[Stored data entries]
[start]
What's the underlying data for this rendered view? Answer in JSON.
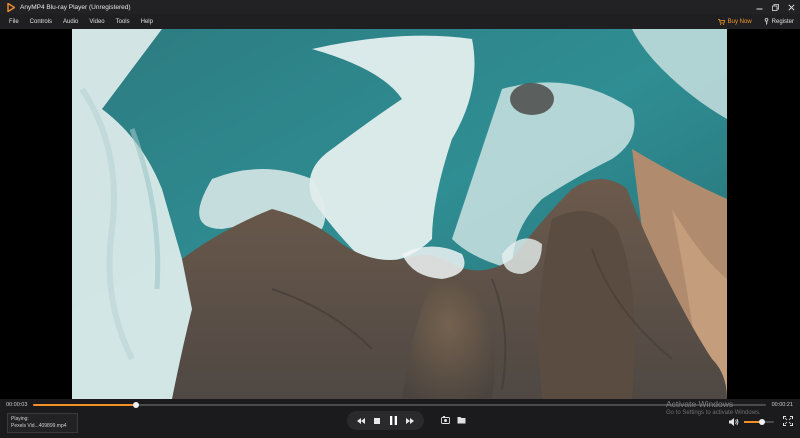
{
  "app": {
    "title": "AnyMP4 Blu-ray Player (Unregistered)"
  },
  "menu": [
    "File",
    "Controls",
    "Audio",
    "Video",
    "Tools",
    "Help"
  ],
  "header_actions": {
    "buy_now": "Buy Now",
    "register": "Register"
  },
  "playback": {
    "current_time": "00:00:03",
    "total_time": "00:00:21",
    "progress": 0.14,
    "playing_label": "Playing:",
    "file_name": "Pexels Vid...409899.mp4"
  },
  "volume": {
    "level": 0.6
  },
  "watermark": {
    "title": "Activate Windows",
    "subtitle": "Go to Settings to activate Windows."
  },
  "colors": {
    "accent": "#f3902a",
    "background": "#1b1b1d"
  },
  "icons": {
    "logo": "play-triangle-icon",
    "transport": [
      "rewind-icon",
      "stop-icon",
      "pause-icon",
      "fast-forward-icon"
    ],
    "extras": [
      "snapshot-icon",
      "folder-icon"
    ]
  }
}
[end]
◆ **DIRECTIVE**
Pictures don't belong in the copy. Restate all the entries exactly.

◆ **SOLUTION TO THIS PROBLEM**
What's the underlying data for this rendered view? Answer in JSON.
{
  "app": {
    "title": "AnyMP4 Blu-ray Player (Unregistered)"
  },
  "menu": [
    "File",
    "Controls",
    "Audio",
    "Video",
    "Tools",
    "Help"
  ],
  "header_actions": {
    "buy_now": "Buy Now",
    "register": "Register"
  },
  "playback": {
    "current_time": "00:00:03",
    "total_time": "00:00:21",
    "progress": 0.14,
    "playing_label": "Playing:",
    "file_name": "Pexels Vid...409899.mp4"
  },
  "volume": {
    "level": 0.6
  },
  "watermark": {
    "title": "Activate Windows",
    "subtitle": "Go to Settings to activate Windows."
  },
  "colors": {
    "accent": "#f3902a",
    "background": "#1b1b1d"
  },
  "icons": {
    "logo": "play-triangle-icon",
    "transport": [
      "rewind-icon",
      "stop-icon",
      "pause-icon",
      "fast-forward-icon"
    ],
    "extras": [
      "snapshot-icon",
      "folder-icon"
    ]
  }
}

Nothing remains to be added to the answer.